(Stored data entries):
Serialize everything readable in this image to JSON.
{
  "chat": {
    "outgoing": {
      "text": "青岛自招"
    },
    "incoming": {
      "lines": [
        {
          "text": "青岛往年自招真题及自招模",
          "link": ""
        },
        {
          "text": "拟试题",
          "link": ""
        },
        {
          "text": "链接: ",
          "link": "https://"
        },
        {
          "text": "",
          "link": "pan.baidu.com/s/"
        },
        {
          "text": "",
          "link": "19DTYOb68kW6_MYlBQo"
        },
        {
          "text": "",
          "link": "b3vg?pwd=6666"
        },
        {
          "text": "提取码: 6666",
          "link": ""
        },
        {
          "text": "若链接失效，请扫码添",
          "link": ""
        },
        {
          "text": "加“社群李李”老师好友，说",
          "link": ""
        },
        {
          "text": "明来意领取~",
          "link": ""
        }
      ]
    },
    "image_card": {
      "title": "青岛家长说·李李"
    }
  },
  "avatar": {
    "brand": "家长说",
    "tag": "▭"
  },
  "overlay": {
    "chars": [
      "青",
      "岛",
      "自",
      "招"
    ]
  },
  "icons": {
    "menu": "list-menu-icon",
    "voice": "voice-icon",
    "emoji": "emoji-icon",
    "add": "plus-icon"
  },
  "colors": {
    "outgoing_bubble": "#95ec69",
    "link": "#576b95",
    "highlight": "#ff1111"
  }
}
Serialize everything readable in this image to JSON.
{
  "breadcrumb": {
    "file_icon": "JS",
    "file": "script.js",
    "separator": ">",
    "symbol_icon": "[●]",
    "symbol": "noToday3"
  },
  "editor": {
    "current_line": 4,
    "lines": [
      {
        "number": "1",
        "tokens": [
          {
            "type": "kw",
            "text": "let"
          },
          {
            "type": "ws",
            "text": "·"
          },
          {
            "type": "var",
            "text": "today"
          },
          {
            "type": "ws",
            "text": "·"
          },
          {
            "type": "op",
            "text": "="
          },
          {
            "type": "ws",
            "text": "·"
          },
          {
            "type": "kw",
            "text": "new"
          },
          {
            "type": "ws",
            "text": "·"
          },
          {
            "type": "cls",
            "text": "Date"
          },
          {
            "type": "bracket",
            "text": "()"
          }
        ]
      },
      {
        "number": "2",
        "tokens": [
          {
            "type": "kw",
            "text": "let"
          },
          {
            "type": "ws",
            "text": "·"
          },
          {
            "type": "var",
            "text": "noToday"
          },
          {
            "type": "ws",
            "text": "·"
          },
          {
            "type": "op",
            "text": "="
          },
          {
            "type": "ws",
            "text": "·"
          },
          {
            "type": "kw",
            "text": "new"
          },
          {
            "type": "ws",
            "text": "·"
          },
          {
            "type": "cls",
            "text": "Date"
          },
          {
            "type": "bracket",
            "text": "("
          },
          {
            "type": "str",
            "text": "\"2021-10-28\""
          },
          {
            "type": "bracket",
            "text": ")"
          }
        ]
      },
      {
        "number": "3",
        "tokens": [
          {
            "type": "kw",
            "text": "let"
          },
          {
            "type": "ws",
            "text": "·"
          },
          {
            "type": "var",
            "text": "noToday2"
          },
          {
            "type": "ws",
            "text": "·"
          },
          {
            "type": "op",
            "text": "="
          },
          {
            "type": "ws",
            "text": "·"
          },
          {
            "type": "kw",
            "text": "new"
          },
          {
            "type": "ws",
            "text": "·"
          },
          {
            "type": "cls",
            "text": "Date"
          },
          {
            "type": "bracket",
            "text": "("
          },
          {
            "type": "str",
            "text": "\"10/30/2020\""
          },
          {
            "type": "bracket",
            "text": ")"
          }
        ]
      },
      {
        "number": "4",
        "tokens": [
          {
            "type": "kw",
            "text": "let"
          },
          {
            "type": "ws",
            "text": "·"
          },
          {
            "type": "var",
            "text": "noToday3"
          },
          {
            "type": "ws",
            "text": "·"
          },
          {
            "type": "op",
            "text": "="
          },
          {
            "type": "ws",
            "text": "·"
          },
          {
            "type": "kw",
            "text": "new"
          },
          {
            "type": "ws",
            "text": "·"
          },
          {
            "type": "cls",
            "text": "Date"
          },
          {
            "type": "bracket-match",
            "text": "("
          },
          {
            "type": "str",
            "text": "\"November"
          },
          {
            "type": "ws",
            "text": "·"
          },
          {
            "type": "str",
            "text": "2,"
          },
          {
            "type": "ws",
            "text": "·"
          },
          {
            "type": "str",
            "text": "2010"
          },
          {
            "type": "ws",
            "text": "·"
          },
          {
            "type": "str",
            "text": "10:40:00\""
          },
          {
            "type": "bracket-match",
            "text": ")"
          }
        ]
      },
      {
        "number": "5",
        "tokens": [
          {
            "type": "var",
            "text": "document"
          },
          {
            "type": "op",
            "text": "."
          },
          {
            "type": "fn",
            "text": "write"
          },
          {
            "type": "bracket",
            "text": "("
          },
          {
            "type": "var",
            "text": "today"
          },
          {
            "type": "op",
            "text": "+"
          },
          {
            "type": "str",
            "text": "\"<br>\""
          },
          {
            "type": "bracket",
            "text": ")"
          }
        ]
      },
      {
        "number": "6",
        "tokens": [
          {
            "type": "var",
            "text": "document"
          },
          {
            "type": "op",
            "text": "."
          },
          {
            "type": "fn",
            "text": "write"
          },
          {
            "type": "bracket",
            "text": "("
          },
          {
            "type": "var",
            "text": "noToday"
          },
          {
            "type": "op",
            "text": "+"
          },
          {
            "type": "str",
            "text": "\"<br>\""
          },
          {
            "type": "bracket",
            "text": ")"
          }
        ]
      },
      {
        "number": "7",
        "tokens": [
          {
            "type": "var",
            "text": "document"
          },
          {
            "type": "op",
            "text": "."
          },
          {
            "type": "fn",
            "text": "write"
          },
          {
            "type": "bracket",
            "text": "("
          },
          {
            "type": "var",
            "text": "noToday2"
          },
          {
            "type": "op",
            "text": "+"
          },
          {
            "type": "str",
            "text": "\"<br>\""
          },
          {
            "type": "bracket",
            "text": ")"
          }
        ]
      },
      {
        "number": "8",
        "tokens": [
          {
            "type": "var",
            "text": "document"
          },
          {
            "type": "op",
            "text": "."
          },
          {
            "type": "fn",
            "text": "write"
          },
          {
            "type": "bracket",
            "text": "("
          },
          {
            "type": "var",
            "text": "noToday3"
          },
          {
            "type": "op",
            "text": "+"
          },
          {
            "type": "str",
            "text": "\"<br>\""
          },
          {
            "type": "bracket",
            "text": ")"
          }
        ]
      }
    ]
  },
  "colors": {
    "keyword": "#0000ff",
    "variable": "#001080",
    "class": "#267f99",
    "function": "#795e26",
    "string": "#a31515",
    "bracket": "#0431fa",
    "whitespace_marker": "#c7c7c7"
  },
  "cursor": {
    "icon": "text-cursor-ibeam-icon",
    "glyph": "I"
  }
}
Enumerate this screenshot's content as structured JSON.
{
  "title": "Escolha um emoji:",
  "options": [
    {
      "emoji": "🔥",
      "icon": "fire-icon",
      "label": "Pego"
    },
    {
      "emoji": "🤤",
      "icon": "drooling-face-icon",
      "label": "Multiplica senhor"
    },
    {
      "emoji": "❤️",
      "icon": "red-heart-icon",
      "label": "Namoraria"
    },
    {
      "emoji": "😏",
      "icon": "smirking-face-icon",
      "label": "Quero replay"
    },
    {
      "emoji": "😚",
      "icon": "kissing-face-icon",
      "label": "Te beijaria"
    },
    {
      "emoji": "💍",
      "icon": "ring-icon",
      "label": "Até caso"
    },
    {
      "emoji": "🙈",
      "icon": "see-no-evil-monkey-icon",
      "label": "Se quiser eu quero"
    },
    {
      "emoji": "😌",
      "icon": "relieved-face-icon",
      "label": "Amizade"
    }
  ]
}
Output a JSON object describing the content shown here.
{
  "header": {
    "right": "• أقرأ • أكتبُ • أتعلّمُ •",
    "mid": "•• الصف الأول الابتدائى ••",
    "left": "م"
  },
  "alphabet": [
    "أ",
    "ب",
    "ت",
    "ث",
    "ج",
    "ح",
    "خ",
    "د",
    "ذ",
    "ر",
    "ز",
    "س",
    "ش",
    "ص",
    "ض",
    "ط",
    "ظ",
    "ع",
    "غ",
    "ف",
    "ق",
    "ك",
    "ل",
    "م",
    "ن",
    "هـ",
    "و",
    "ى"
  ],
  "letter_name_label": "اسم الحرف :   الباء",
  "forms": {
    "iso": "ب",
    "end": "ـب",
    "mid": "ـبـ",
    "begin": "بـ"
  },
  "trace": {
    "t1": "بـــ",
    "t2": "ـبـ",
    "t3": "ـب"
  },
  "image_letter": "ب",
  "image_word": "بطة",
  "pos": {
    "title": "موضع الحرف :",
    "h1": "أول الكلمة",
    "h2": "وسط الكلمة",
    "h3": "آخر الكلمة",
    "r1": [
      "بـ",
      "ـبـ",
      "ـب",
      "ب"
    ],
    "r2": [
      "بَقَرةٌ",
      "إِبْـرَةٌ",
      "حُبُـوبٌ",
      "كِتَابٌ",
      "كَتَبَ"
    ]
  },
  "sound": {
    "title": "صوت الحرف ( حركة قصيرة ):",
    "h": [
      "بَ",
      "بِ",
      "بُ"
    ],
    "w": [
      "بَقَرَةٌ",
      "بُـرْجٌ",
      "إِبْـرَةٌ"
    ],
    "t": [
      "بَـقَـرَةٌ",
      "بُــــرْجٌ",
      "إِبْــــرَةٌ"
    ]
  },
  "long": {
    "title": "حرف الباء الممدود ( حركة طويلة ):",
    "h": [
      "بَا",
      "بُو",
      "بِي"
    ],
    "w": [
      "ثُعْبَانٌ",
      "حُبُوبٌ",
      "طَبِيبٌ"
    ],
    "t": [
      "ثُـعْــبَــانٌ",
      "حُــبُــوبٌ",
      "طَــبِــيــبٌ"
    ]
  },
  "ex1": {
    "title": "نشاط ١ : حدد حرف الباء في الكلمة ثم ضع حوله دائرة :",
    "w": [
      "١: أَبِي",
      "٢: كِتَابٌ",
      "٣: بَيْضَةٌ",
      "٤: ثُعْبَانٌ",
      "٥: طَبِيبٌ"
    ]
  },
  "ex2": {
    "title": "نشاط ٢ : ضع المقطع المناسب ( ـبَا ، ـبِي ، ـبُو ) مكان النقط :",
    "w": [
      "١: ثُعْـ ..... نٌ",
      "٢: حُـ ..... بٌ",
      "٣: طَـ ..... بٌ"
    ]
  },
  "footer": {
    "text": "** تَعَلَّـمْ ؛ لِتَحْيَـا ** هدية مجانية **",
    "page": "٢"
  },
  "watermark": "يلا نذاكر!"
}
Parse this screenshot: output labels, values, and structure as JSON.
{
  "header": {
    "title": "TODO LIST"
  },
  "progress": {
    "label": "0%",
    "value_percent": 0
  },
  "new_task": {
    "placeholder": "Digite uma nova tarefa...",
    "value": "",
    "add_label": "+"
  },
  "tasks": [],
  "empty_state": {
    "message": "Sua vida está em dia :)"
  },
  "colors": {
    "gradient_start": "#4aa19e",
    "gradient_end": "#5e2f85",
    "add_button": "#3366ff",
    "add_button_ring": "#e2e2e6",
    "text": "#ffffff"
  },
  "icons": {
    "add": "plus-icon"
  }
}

(Set task):
Set out exactly the run of lines that begins at the line holding "Parse this screenshot: output" and ends at the last line of the data.

(Full solution):
Parse this screenshot: output labels, values, and structure as JSON.
{
  "header": {
    "title": "TODO LIST"
  },
  "progress": {
    "label": "0%",
    "value_percent": 0
  },
  "new_task": {
    "placeholder": "Digite uma nova tarefa...",
    "value": "",
    "add_label": "+"
  },
  "tasks": [],
  "empty_state": {
    "message": "Sua vida está em dia :)"
  },
  "colors": {
    "gradient_start": "#4aa19e",
    "gradient_end": "#5e2f85",
    "add_button": "#3366ff",
    "add_button_ring": "#e2e2e6",
    "text": "#ffffff"
  },
  "icons": {
    "add": "plus-icon"
  }
}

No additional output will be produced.